[Collected data]
###

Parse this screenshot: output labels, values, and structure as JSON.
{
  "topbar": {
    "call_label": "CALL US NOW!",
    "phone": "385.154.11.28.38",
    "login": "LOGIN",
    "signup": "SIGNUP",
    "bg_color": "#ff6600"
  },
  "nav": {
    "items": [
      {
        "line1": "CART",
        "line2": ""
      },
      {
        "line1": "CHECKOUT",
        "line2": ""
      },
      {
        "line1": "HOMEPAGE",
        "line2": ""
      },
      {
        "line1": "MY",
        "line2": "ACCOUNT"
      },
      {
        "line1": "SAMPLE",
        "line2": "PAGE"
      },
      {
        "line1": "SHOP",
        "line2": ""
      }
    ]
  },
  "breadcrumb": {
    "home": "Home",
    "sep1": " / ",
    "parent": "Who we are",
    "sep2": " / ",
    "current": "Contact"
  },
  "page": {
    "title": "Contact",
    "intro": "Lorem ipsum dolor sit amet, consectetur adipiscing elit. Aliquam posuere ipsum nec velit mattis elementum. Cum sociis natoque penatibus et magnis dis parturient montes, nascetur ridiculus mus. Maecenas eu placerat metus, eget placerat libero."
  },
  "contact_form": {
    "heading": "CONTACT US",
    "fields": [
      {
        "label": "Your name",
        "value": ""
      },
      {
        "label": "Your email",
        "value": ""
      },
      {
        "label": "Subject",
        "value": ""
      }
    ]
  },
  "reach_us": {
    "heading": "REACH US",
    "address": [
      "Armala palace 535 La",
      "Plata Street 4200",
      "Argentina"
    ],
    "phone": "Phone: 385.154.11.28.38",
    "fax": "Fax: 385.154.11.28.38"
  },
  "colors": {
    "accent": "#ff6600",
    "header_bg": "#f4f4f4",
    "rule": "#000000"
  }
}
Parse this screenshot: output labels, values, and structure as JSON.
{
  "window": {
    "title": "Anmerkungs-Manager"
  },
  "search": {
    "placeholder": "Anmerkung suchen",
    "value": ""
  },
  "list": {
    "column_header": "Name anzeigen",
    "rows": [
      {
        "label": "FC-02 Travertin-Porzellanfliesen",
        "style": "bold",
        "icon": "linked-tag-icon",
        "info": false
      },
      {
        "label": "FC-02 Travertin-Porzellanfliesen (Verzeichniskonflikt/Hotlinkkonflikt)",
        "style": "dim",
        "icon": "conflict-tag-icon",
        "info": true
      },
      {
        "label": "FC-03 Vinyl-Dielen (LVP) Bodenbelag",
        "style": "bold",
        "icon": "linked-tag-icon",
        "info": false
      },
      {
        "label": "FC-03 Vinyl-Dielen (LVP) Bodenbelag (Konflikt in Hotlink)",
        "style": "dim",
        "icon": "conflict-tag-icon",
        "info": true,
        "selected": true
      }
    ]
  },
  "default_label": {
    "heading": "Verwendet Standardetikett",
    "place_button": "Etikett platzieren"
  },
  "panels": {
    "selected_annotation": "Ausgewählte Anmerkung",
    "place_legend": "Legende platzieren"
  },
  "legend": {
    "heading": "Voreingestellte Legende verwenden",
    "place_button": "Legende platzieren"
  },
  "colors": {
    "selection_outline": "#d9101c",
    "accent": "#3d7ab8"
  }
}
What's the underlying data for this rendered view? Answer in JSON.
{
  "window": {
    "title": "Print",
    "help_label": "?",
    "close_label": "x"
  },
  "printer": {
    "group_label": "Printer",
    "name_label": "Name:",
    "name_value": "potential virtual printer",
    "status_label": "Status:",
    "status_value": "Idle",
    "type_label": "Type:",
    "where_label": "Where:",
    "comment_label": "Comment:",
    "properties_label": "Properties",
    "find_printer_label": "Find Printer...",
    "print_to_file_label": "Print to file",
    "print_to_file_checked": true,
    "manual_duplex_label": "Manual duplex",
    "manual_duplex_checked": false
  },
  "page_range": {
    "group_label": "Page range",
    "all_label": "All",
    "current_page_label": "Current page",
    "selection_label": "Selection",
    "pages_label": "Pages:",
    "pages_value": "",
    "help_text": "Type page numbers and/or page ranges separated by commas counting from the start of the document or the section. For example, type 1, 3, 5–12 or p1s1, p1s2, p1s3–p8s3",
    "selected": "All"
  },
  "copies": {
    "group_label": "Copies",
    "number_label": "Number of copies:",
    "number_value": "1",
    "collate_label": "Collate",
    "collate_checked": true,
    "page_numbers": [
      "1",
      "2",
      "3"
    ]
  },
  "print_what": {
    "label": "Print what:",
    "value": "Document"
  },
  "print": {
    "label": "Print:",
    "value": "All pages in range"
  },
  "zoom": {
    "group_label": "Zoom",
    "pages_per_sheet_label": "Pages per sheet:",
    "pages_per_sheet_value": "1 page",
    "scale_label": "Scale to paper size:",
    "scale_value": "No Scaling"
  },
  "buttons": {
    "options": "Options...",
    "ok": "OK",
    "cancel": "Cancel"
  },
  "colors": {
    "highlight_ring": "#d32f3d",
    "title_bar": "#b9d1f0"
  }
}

###

● Stated problem
Output the listing above exactly as it appears.

● Correct output
Parse this screenshot: output labels, values, and structure as JSON.
{
  "topbar": {
    "call_label": "CALL US NOW!",
    "phone": "385.154.11.28.38",
    "login": "LOGIN",
    "signup": "SIGNUP",
    "bg_color": "#ff6600"
  },
  "nav": {
    "items": [
      {
        "line1": "CART",
        "line2": ""
      },
      {
        "line1": "CHECKOUT",
        "line2": ""
      },
      {
        "line1": "HOMEPAGE",
        "line2": ""
      },
      {
        "line1": "MY",
        "line2": "ACCOUNT"
      },
      {
        "line1": "SAMPLE",
        "line2": "PAGE"
      },
      {
        "line1": "SHOP",
        "line2": ""
      }
    ]
  },
  "breadcrumb": {
    "home": "Home",
    "sep1": " / ",
    "parent": "Who we are",
    "sep2": " / ",
    "current": "Contact"
  },
  "page": {
    "title": "Contact",
    "intro": "Lorem ipsum dolor sit amet, consectetur adipiscing elit. Aliquam posuere ipsum nec velit mattis elementum. Cum sociis natoque penatibus et magnis dis parturient montes, nascetur ridiculus mus. Maecenas eu placerat metus, eget placerat libero."
  },
  "contact_form": {
    "heading": "CONTACT US",
    "fields": [
      {
        "label": "Your name",
        "value": ""
      },
      {
        "label": "Your email",
        "value": ""
      },
      {
        "label": "Subject",
        "value": ""
      }
    ]
  },
  "reach_us": {
    "heading": "REACH US",
    "address": [
      "Armala palace 535 La",
      "Plata Street 4200",
      "Argentina"
    ],
    "phone": "Phone: 385.154.11.28.38",
    "fax": "Fax: 385.154.11.28.38"
  },
  "colors": {
    "accent": "#ff6600",
    "header_bg": "#f4f4f4",
    "rule": "#000000"
  }
}
Parse this screenshot: output labels, values, and structure as JSON.
{
  "window": {
    "title": "Anmerkungs-Manager"
  },
  "search": {
    "placeholder": "Anmerkung suchen",
    "value": ""
  },
  "list": {
    "column_header": "Name anzeigen",
    "rows": [
      {
        "label": "FC-02 Travertin-Porzellanfliesen",
        "style": "bold",
        "icon": "linked-tag-icon",
        "info": false
      },
      {
        "label": "FC-02 Travertin-Porzellanfliesen (Verzeichniskonflikt/Hotlinkkonflikt)",
        "style": "dim",
        "icon": "conflict-tag-icon",
        "info": true
      },
      {
        "label": "FC-03 Vinyl-Dielen (LVP) Bodenbelag",
        "style": "bold",
        "icon": "linked-tag-icon",
        "info": false
      },
      {
        "label": "FC-03 Vinyl-Dielen (LVP) Bodenbelag (Konflikt in Hotlink)",
        "style": "dim",
        "icon": "conflict-tag-icon",
        "info": true,
        "selected": true
      }
    ]
  },
  "default_label": {
    "heading": "Verwendet Standardetikett",
    "place_button": "Etikett platzieren"
  },
  "panels": {
    "selected_annotation": "Ausgewählte Anmerkung",
    "place_legend": "Legende platzieren"
  },
  "legend": {
    "heading": "Voreingestellte Legende verwenden",
    "place_button": "Legende platzieren"
  },
  "colors": {
    "selection_outline": "#d9101c",
    "accent": "#3d7ab8"
  }
}
What's the underlying data for this rendered view? Answer in JSON.
{
  "window": {
    "title": "Print",
    "help_label": "?",
    "close_label": "x"
  },
  "printer": {
    "group_label": "Printer",
    "name_label": "Name:",
    "name_value": "potential virtual printer",
    "status_label": "Status:",
    "status_value": "Idle",
    "type_label": "Type:",
    "where_label": "Where:",
    "comment_label": "Comment:",
    "properties_label": "Properties",
    "find_printer_label": "Find Printer...",
    "print_to_file_label": "Print to file",
    "print_to_file_checked": true,
    "manual_duplex_label": "Manual duplex",
    "manual_duplex_checked": false
  },
  "page_range": {
    "group_label": "Page range",
    "all_label": "All",
    "current_page_label": "Current page",
    "selection_label": "Selection",
    "pages_label": "Pages:",
    "pages_value": "",
    "help_text": "Type page numbers and/or page ranges separated by commas counting from the start of the document or the section. For example, type 1, 3, 5–12 or p1s1, p1s2, p1s3–p8s3",
    "selected": "All"
  },
  "copies": {
    "group_label": "Copies",
    "number_label": "Number of copies:",
    "number_value": "1",
    "collate_label": "Collate",
    "collate_checked": true,
    "page_numbers": [
      "1",
      "2",
      "3"
    ]
  },
  "print_what": {
    "label": "Print what:",
    "value": "Document"
  },
  "print": {
    "label": "Print:",
    "value": "All pages in range"
  },
  "zoom": {
    "group_label": "Zoom",
    "pages_per_sheet_label": "Pages per sheet:",
    "pages_per_sheet_value": "1 page",
    "scale_label": "Scale to paper size:",
    "scale_value": "No Scaling"
  },
  "buttons": {
    "options": "Options...",
    "ok": "OK",
    "cancel": "Cancel"
  },
  "colors": {
    "highlight_ring": "#d32f3d",
    "title_bar": "#b9d1f0"
  }
}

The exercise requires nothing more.